_Exercise task_. Write out each line from the data below that includes the word "name".

_Some records_.
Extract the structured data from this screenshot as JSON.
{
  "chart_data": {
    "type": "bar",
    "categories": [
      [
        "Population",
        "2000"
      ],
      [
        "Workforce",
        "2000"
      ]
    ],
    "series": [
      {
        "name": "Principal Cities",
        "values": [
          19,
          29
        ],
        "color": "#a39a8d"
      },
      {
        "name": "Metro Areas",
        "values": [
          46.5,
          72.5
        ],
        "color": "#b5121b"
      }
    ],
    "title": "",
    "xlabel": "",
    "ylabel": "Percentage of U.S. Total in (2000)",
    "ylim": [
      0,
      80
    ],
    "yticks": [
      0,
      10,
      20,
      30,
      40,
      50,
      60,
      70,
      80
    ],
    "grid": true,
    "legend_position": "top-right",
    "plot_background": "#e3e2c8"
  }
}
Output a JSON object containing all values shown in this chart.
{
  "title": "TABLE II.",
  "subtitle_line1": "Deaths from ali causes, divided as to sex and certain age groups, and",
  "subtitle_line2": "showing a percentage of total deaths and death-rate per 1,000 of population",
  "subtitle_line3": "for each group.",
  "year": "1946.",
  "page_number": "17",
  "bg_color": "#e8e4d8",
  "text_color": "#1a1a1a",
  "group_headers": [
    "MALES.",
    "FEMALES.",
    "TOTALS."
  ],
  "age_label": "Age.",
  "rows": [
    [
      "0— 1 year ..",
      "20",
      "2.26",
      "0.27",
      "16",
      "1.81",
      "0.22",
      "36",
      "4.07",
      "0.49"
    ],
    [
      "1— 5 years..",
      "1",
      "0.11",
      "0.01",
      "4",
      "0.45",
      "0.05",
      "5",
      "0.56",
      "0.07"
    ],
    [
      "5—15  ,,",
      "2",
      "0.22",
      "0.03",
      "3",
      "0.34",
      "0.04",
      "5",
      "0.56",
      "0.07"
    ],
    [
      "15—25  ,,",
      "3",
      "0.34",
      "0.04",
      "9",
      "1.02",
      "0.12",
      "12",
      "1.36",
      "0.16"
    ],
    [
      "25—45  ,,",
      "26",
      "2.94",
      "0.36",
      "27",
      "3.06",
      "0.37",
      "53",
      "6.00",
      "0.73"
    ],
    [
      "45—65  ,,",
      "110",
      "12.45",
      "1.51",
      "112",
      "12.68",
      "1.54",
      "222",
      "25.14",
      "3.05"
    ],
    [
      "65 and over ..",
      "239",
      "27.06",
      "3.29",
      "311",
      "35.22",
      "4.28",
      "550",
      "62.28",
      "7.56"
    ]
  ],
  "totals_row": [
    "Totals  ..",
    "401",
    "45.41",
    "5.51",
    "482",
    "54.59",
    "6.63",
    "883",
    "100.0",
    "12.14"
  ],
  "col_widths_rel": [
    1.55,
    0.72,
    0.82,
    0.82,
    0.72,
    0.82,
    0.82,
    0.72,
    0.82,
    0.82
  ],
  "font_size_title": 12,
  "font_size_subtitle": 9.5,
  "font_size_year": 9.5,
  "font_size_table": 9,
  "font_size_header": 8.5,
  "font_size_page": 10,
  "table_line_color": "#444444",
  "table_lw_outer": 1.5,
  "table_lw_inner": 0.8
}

_Solution below_.
        "name": "Principal Cities",
        "name": "Metro Areas",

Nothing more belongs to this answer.